+++ DOCUMENT EXTRACT

- Don Rico circa 1942
- Born: Donato Francisco Rico II September 26, 1912 Rochester, New York, U.S.
- Died: March 27, 1985 (aged 72) Los Angeles, California, U.S.
- Area: Writer, Penciller
- Pseudonym(s): Dan Rico Donella St. Michaels Donna Richards Joseph Milton N. Korok
- Notable works: Jann of the Jungle Lorna the Jungle Queen Daredevil (1940s)

= Don Rico =

American writer and comic book creator (1912-1985)

Donato "Don" Francisco Rico II (/ˈriːkoʊ/; September 26, 1912 – March 27, 1985) was an American paperback novelist, screenwriter, wood engraver and comic book writer-artist, who co-created the Marvel Comics characters the Black Widow (Natasha Romanova) with plotter Stan Lee and artist Don Heck; Jann of the Jungle with artist Arthur Peddy; Leopard Girl with artist Al Hartley; and Lorna the Jungle Girl with an artist generally considered to be Werner Roth. His pen names include Dan Rico, Donella St. Michaels, Donna Richards, Joseph Milton, and N. Korok.

==Biography==
===Early life and career===
Don Rico was born in Rochester, New York, the eldest of nine children. His parents were emigrants from Italy: Father Alessandro was a shoe designer from Celano, Abruzzi, and mother Josephine was from the Basilicata region. At age 12, Rico received a scholarship to study drawing at the Memorial Art Gallery of the University of Rochester. The following year, his family moved to The Bronx, New York City.

At 16, under artist H. J. Glintenkamp, Rico learned to make wood engravings. Prints of his engravings of Depression-era life for the W.P.A. Federal Art Project in the mid-to-late 1930s, under the supervision of Lynd Ward would eventually become part of the permanent collections of the Metropolitan Museum of Art, The Library of Congress, the New York Public Library, and elsewhere.

He began his comics career in 1939, during the period fans and historians call the Golden Age of Comic Books, beginning at Victor A. Fox's Fox Publications. There he penciled and inked the six-page "Flick Falcon" feature in Fantastic Comics #1 (Dec. 1939). He continued on that feature through issue #8 (July 1940 ), by which time the hero's name and the feature's title had been changed to "Flip Falcon". He drew the features "Blast Bennett" and "Sorceress of Zoom" for Fox's Weird Comics, and did stories for Fiction House's Planet Comics and Fight Comics. Beginning with Silver Streak Comics #11 (June 1941), he worked on some of the earliest stories of Lev Gleason Publications' 1940s superhero Daredevil (unrelated to Marvel Comics' Daredevil), helping lay the foundation for a character that would go on to a celebrated run in his own title under Charles Biro.

Leopard Girl, created by Rico and artist Al Hartley, for Atlas Comics, the 1950s forerunner of Marvel Comics. Cover detail, Jungle Action #2 (Dec. 1954), art by Joe Maneely.

++++++

DIRECTION A — Transcribe part of the Don Rico biography, starting at the words "- Died: March" and stopping after the words "and N. Korok.".

+++ DATASET ENTRIES

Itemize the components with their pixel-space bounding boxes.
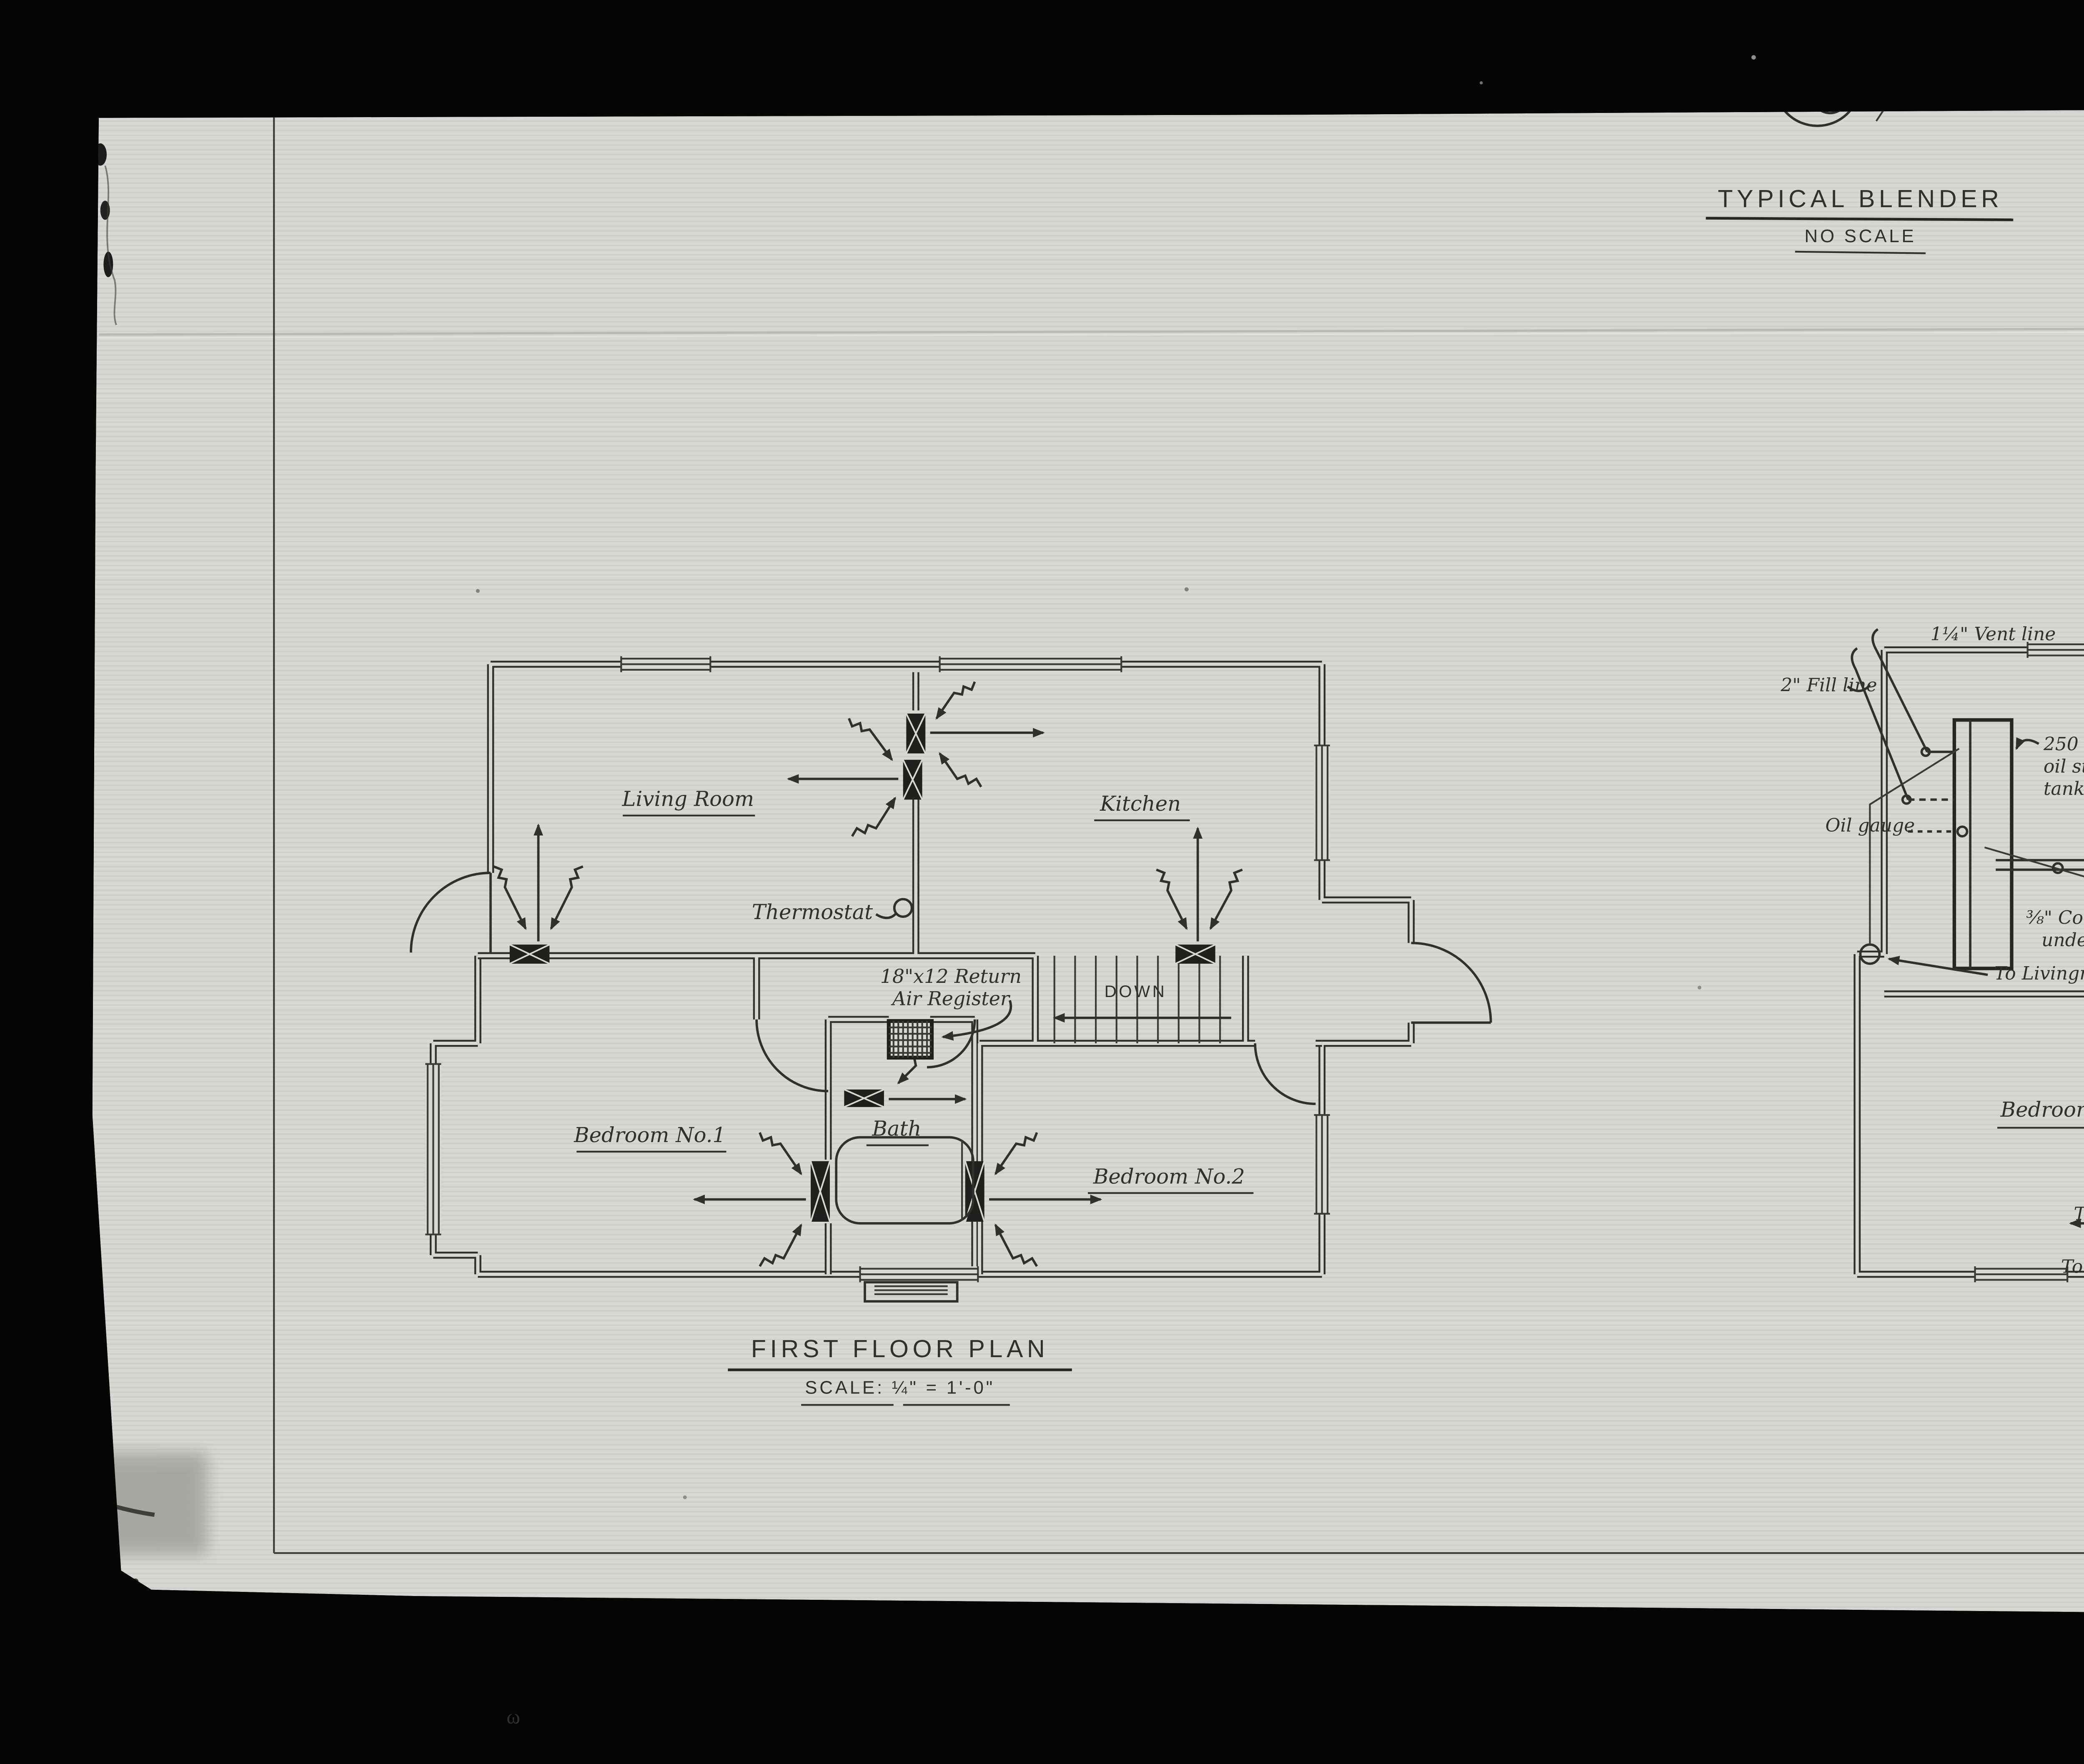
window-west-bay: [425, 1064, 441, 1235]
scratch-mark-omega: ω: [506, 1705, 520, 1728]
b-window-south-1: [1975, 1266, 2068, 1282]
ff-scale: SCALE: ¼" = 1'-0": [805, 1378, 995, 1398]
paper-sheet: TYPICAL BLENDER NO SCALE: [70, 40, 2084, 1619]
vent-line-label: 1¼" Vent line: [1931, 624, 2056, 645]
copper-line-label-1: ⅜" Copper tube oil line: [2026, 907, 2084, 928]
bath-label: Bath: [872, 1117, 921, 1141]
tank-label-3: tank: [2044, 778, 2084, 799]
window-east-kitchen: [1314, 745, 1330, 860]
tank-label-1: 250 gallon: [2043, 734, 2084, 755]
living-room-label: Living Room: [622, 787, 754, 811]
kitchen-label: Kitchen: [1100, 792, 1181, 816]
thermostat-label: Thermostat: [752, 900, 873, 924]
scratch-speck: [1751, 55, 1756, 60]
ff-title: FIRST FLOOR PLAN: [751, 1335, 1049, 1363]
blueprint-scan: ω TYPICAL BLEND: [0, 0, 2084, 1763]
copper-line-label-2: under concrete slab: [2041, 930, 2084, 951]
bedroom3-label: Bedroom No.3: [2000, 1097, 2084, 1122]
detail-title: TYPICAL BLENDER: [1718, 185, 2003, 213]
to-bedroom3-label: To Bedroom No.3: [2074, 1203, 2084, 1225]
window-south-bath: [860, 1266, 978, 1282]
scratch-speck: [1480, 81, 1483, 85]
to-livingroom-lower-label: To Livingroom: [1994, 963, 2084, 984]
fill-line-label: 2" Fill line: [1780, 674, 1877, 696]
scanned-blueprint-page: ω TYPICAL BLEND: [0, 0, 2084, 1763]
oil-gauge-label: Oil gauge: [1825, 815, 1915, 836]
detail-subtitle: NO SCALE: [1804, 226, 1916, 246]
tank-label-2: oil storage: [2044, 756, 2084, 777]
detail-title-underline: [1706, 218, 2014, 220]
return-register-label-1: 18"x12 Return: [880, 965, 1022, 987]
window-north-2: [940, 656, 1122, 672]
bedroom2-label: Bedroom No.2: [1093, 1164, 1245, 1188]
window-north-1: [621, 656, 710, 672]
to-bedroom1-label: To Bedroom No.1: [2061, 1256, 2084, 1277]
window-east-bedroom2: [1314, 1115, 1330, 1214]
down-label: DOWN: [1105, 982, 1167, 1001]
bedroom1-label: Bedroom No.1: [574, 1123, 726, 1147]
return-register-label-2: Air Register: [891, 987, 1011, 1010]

++++++
+++ DATASET ENTRIES

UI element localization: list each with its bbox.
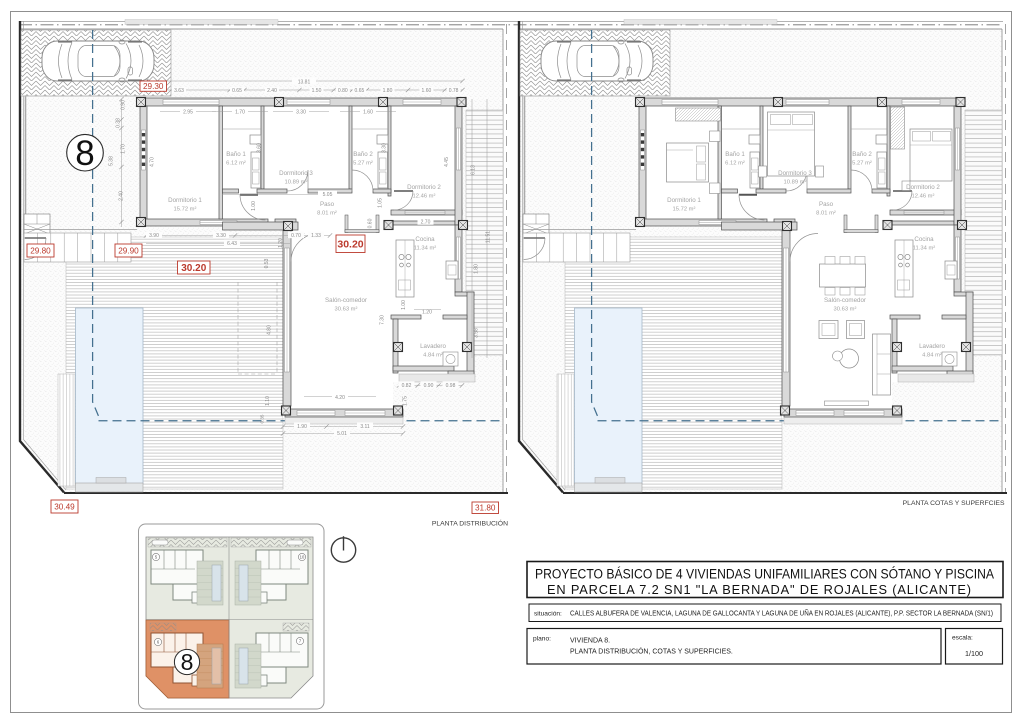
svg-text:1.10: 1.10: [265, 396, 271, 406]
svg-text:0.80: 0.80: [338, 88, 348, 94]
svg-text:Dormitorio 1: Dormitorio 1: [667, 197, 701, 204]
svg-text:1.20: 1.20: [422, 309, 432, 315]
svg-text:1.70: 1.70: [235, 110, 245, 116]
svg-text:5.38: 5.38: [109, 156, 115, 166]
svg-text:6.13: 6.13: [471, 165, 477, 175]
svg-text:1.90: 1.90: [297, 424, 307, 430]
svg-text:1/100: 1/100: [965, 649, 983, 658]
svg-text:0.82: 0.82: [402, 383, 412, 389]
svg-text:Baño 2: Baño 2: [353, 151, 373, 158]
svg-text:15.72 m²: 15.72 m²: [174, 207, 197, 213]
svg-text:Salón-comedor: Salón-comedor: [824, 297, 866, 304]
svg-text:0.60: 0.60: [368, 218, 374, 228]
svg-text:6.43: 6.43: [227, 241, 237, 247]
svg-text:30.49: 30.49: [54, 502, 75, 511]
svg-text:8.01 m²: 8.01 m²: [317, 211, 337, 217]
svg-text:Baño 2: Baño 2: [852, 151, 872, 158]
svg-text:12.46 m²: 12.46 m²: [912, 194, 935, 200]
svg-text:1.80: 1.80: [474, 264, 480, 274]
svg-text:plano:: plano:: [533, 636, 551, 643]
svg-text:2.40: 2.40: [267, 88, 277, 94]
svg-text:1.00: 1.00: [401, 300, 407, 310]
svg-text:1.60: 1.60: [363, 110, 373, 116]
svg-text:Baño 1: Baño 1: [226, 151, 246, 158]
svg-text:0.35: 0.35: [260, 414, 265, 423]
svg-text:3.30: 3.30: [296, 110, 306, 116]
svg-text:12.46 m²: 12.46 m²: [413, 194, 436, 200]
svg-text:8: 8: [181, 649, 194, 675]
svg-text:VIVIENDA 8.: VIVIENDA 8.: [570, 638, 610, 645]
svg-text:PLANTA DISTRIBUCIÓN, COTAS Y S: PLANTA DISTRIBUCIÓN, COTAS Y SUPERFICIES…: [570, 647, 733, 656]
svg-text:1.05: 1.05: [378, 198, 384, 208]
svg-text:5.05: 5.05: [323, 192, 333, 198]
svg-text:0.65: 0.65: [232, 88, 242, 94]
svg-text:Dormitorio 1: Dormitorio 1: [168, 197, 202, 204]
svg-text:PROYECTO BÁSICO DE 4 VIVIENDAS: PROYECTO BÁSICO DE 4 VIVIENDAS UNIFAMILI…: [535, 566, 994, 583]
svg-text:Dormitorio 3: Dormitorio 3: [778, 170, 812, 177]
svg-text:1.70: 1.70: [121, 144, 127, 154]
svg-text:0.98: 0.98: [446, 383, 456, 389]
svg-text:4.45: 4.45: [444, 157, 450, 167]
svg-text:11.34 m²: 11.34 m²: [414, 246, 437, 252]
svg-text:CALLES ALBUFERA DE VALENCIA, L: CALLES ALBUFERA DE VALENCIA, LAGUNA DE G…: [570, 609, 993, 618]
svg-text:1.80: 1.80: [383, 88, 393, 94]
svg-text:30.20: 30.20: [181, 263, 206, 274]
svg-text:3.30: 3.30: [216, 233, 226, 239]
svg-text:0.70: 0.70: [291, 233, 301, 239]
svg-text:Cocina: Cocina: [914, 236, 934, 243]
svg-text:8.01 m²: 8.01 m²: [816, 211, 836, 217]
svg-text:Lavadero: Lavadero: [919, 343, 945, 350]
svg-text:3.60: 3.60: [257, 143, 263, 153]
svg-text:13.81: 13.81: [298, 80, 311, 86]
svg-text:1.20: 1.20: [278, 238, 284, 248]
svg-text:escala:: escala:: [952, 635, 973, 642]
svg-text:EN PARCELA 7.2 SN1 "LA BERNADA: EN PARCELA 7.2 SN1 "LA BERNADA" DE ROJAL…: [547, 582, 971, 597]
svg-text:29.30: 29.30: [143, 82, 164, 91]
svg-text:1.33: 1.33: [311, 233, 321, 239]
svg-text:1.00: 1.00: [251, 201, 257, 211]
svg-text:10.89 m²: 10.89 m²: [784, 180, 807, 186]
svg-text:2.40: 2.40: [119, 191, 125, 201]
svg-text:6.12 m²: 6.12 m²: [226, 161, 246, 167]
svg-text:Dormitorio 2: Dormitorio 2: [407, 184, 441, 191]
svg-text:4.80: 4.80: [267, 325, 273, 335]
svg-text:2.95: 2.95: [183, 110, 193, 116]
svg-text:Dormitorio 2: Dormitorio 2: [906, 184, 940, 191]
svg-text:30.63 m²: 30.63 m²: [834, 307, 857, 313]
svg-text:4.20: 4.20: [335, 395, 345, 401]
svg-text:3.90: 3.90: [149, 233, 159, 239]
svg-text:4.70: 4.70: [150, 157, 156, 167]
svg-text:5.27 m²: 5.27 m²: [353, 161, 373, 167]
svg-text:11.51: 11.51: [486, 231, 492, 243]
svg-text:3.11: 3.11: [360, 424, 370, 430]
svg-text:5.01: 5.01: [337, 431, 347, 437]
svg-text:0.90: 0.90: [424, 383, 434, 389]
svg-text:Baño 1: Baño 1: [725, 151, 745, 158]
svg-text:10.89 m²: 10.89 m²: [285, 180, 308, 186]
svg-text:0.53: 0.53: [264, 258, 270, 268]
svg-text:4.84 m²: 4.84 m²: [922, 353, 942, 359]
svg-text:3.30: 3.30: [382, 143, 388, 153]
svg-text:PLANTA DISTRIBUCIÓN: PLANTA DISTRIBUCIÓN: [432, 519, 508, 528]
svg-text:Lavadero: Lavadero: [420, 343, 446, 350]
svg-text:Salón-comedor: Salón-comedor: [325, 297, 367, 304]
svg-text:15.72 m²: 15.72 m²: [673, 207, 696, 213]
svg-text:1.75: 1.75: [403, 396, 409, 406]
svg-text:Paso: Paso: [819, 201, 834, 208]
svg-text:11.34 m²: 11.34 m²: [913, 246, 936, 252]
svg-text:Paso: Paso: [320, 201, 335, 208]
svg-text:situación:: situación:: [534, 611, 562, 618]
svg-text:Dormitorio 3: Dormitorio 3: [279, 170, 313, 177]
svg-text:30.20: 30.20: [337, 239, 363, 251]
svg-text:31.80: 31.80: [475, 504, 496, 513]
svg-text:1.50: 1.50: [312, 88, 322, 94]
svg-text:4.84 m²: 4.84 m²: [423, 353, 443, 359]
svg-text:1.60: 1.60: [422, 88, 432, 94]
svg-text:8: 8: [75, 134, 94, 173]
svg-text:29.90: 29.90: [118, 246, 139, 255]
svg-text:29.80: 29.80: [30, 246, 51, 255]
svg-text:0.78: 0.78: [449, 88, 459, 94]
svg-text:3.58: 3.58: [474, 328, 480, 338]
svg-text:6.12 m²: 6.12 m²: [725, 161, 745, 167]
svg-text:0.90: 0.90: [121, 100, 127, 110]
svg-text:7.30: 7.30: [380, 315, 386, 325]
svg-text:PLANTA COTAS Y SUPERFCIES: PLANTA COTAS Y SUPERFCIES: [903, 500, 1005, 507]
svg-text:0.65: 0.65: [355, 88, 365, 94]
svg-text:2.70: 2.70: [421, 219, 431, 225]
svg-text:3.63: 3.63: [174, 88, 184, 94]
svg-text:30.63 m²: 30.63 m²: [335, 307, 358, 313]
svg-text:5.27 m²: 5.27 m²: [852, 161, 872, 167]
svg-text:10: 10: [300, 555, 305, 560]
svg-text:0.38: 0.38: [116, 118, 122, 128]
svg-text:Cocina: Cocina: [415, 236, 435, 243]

++++++
+++ DATASET ENTRIES

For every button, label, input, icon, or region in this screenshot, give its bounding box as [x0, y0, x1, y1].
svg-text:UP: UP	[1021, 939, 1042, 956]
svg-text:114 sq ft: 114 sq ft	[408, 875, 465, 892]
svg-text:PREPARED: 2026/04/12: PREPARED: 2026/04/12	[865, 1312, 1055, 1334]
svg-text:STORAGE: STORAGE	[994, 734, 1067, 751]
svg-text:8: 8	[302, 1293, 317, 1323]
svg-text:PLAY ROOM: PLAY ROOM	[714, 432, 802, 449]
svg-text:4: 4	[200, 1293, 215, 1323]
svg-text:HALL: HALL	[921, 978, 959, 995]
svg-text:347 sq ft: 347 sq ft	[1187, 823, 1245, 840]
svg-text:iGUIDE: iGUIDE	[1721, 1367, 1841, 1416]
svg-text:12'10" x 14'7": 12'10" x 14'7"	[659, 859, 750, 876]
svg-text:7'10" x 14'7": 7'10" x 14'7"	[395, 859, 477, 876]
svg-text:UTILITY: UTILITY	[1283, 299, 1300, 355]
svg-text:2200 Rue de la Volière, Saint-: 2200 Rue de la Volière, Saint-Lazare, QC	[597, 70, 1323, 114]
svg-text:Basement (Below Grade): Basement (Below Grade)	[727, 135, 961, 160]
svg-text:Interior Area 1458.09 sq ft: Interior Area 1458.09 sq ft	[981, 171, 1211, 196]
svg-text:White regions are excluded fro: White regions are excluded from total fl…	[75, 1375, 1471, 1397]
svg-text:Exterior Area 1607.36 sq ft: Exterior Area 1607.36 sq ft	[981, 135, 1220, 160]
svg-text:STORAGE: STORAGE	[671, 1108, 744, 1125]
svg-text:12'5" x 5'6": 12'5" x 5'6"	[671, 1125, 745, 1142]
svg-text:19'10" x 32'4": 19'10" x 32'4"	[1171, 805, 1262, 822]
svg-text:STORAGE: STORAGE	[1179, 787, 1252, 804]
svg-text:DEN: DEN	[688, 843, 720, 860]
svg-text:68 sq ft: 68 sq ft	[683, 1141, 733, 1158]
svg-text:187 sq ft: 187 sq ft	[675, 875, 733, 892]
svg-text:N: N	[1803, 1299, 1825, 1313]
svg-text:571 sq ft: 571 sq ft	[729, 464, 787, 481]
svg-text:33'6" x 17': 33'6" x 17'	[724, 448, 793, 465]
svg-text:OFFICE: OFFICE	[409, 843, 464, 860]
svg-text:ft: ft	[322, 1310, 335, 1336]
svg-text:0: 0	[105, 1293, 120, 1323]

++++++

DIRECTION B — Please restate word for word the lines of the listing, starting at the line that has "window-west-bay: [425, 1064, 441, 1235]" and stopping after the line that has "907, 2084, 928]".

CORRECT RESPONSE A —
- Died: March 27, 1985 (aged 72) Los Angeles, California, U.S.
- Area: Writer, Penciller
- Pseudonym(s): Dan Rico Donella St. Michaels Donna Richards Joseph Milton N. Korok
- Notable works: Jann of the Jungle Lorna the Jungle Queen Daredevil (1940s)

= Don Rico =

American writer and comic book creator (1912-1985)

Donato "Don" Francisco Rico II (/ˈriːkoʊ/; September 26, 1912 – March 27, 1985) was an American paperback novelist, screenwriter, wood engraver and comic book writer-artist, who co-created the Marvel Comics characters the Black Widow (Natasha Romanova) with plotter Stan Lee and artist Don Heck; Jann of the Jungle with artist Arthur Peddy; Leopard Girl with artist Al Hartley; and Lorna the Jungle Girl with an artist generally considered to be Werner Roth. His pen names include Dan Rico, Donella St. Michaels, Donna Richards, Joseph Milton, and N. Korok.

CORRECT RESPONSE B —
window-west-bay: [425, 1064, 441, 1235]
scratch-mark-omega: ω: [506, 1705, 520, 1728]
b-window-south-1: [1975, 1266, 2068, 1282]
ff-scale: SCALE: ¼" = 1'-0": [805, 1378, 995, 1398]
paper-sheet: TYPICAL BLENDER NO SCALE: [70, 40, 2084, 1619]
vent-line-label: 1¼" Vent line: [1931, 624, 2056, 645]
copper-line-label-1: ⅜" Copper tube oil line: [2026, 907, 2084, 928]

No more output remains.